◆ AIM: Search the data for the word "true" and copy every line that contains it.

# # # #

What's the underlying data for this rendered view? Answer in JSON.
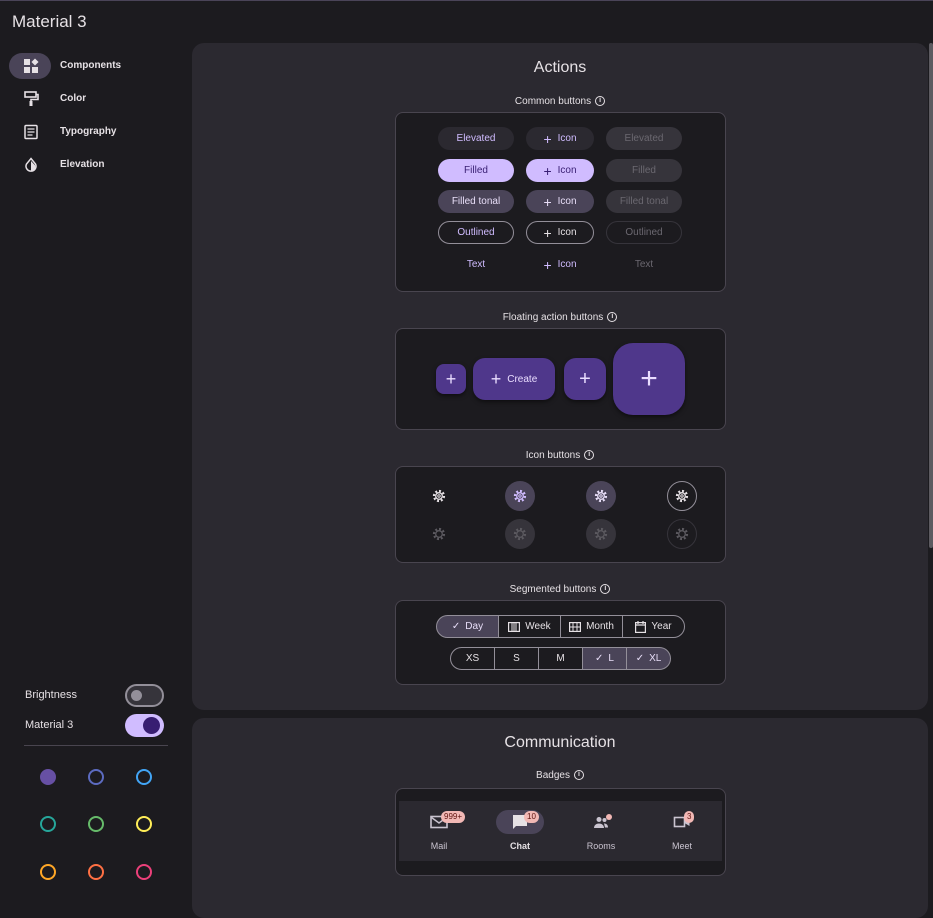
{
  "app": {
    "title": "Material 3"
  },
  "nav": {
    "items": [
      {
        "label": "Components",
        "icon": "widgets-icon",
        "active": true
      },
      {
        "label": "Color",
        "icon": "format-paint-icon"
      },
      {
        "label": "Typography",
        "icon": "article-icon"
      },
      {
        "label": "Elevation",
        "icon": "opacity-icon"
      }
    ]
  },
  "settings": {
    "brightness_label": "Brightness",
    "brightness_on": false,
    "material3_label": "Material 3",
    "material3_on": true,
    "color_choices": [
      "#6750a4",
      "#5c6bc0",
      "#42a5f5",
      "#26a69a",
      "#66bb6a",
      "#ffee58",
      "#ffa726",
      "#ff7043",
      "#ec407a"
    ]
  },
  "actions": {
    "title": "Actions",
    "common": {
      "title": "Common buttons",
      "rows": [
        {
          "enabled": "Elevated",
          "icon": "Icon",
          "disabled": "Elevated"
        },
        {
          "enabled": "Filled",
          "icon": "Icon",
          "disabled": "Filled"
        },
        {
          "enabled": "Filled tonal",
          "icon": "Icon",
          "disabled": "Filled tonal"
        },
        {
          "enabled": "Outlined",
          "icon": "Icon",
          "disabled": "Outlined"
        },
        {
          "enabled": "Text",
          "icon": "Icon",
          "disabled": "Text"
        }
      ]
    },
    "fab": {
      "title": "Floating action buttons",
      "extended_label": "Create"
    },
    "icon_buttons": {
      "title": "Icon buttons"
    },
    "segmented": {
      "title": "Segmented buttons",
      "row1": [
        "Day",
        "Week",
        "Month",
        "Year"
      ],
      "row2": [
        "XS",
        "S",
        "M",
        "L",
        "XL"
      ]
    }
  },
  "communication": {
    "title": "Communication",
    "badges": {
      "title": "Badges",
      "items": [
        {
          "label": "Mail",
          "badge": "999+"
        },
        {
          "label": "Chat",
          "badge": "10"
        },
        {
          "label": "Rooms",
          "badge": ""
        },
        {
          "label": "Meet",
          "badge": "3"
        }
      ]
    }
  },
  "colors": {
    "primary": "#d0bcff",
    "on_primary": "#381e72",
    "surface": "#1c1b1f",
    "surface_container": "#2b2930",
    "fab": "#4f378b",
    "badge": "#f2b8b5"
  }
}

# # # #

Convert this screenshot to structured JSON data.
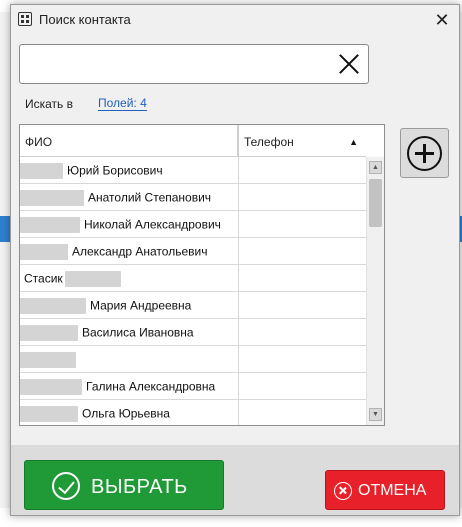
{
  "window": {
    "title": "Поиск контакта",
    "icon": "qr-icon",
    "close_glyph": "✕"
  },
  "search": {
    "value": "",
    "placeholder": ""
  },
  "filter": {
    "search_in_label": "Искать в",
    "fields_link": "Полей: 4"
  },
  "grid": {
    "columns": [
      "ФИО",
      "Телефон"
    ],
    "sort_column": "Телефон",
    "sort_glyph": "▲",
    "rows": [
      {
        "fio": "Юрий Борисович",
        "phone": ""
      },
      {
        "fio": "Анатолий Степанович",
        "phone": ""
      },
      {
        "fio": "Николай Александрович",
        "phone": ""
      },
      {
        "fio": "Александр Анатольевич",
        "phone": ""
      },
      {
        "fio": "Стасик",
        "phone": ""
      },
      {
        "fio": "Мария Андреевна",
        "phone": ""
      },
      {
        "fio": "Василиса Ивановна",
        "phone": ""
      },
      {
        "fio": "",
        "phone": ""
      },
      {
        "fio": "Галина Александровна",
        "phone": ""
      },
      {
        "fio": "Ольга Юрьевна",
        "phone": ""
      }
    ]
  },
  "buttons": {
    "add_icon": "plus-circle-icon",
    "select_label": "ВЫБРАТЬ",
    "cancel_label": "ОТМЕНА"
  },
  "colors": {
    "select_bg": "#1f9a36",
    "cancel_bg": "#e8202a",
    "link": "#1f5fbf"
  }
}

# # # #

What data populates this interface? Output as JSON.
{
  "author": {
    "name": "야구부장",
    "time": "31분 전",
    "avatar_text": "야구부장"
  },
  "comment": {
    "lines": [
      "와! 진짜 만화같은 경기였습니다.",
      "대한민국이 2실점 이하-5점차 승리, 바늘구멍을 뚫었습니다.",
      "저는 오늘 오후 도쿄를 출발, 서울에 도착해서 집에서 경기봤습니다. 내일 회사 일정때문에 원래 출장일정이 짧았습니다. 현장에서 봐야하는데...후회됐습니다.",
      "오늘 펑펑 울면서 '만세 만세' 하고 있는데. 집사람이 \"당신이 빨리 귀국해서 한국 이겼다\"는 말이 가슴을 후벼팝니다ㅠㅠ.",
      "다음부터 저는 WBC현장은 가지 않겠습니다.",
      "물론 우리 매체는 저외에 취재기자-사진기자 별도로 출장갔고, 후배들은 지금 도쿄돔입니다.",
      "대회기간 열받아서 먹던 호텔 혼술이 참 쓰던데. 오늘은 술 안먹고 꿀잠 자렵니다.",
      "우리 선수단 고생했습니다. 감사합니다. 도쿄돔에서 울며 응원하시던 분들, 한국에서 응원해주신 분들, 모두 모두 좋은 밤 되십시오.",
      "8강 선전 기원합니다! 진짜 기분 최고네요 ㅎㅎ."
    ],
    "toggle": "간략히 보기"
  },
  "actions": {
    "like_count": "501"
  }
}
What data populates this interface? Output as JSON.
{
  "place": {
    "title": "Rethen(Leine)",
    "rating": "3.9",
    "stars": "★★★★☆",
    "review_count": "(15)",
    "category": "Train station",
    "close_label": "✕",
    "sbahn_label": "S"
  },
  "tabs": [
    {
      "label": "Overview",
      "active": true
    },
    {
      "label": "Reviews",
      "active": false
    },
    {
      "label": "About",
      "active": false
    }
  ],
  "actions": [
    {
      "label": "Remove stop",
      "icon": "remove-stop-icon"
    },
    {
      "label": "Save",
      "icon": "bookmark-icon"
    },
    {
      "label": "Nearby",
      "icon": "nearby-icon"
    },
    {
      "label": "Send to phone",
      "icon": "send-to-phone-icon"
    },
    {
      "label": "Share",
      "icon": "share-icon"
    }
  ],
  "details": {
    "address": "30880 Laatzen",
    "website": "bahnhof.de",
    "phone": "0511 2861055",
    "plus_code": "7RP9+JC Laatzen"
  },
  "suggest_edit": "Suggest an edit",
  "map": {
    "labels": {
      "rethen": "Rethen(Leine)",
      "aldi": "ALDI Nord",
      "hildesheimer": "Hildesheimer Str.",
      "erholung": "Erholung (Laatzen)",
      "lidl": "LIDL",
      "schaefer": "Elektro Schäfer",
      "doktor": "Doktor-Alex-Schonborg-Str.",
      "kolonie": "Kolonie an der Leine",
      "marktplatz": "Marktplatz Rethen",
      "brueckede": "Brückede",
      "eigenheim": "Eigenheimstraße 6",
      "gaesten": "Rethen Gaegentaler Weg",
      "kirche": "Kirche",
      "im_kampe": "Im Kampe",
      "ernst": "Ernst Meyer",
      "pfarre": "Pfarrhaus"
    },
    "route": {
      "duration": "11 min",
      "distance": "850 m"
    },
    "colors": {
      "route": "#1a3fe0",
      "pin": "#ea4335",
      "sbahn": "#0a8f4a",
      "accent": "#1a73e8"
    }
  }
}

# # # #

◆ COMPLETE RESPONSE:
        "active": true
    "material3_on": true,
      "active": true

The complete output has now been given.